=== Records supplied ===

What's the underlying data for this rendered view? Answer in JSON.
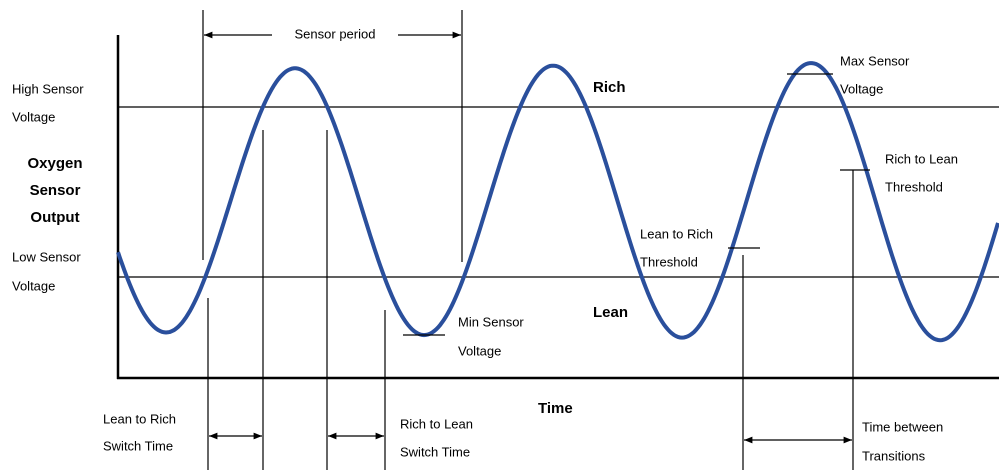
{
  "axis_labels": {
    "y": [
      "Oxygen",
      "Sensor",
      "Output"
    ],
    "x": "Time"
  },
  "levels": {
    "high": [
      "High Sensor",
      "Voltage"
    ],
    "low": [
      "Low Sensor",
      "Voltage"
    ]
  },
  "zones": {
    "rich": "Rich",
    "lean": "Lean"
  },
  "annotations": {
    "sensor_period": "Sensor period",
    "max_voltage": [
      "Max Sensor",
      "Voltage"
    ],
    "min_voltage": [
      "Min Sensor",
      "Voltage"
    ],
    "rich_to_lean_threshold": [
      "Rich to Lean",
      "Threshold"
    ],
    "lean_to_rich_threshold": [
      "Lean to Rich",
      "Threshold"
    ],
    "lean_to_rich_switch": [
      "Lean to Rich",
      "Switch Time"
    ],
    "rich_to_lean_switch": [
      "Rich to Lean",
      "Switch Time"
    ],
    "time_between": [
      "Time between",
      "Transitions"
    ]
  }
}
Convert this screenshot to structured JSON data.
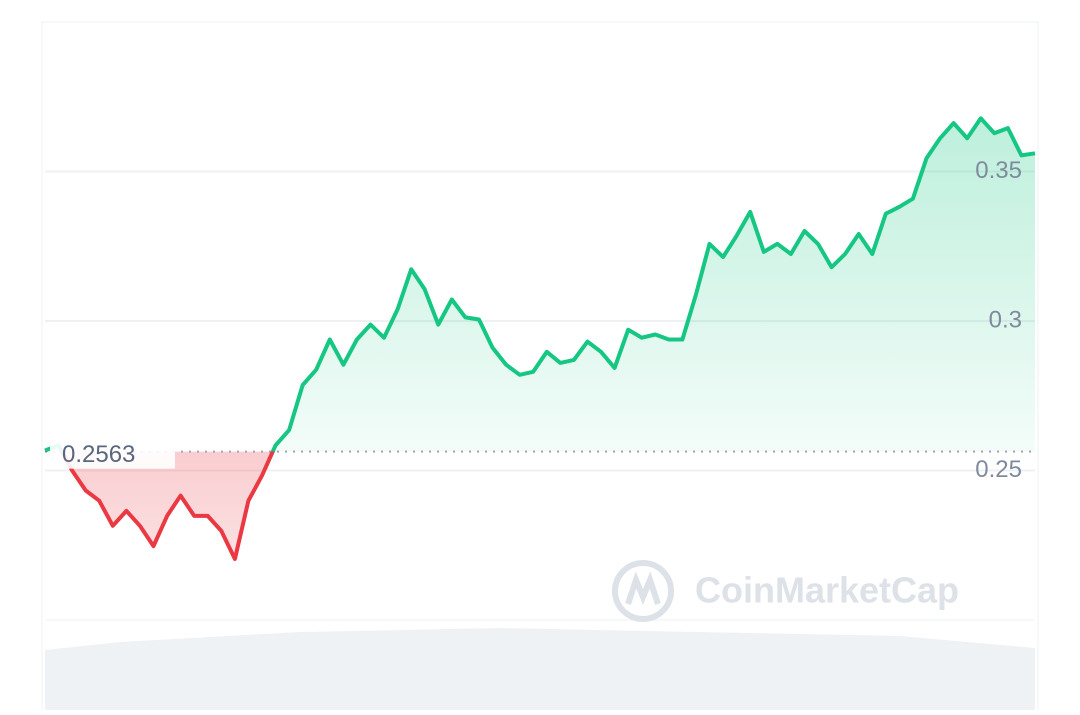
{
  "chart_data": {
    "type": "line",
    "values": [
      0.2567,
      0.2584,
      0.25,
      0.2433,
      0.2399,
      0.2315,
      0.2365,
      0.2315,
      0.2247,
      0.2348,
      0.2416,
      0.2348,
      0.2348,
      0.2298,
      0.2204,
      0.2399,
      0.2483,
      0.2584,
      0.2635,
      0.2786,
      0.2837,
      0.2938,
      0.2854,
      0.2938,
      0.2988,
      0.2944,
      0.3039,
      0.3173,
      0.3106,
      0.2988,
      0.3072,
      0.3012,
      0.3005,
      0.2911,
      0.2854,
      0.282,
      0.283,
      0.2897,
      0.286,
      0.287,
      0.2931,
      0.2897,
      0.2843,
      0.2971,
      0.2944,
      0.2955,
      0.2938,
      0.2938,
      0.3089,
      0.3258,
      0.3214,
      0.3285,
      0.3365,
      0.3231,
      0.3258,
      0.3224,
      0.3301,
      0.3258,
      0.318,
      0.3224,
      0.3291,
      0.3224,
      0.3359,
      0.3382,
      0.3409,
      0.3544,
      0.3611,
      0.3662,
      0.3611,
      0.3678,
      0.3628,
      0.3645,
      0.3554,
      0.3561
    ],
    "baseline": 0.2563,
    "color_up": "#16c784",
    "color_down": "#ea3943",
    "ylim": [
      0.2,
      0.4
    ],
    "yticks": [
      0.25,
      0.3,
      0.35
    ],
    "grid": true,
    "watermark": "CoinMarketCap"
  }
}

===

Exercise directions: Identify the lines that hold the word "this". Copy every one of them.

Answer below:
What's the underlying data for this rendered view? Answer in JSON.
Convert this screenshot to structured JSON data.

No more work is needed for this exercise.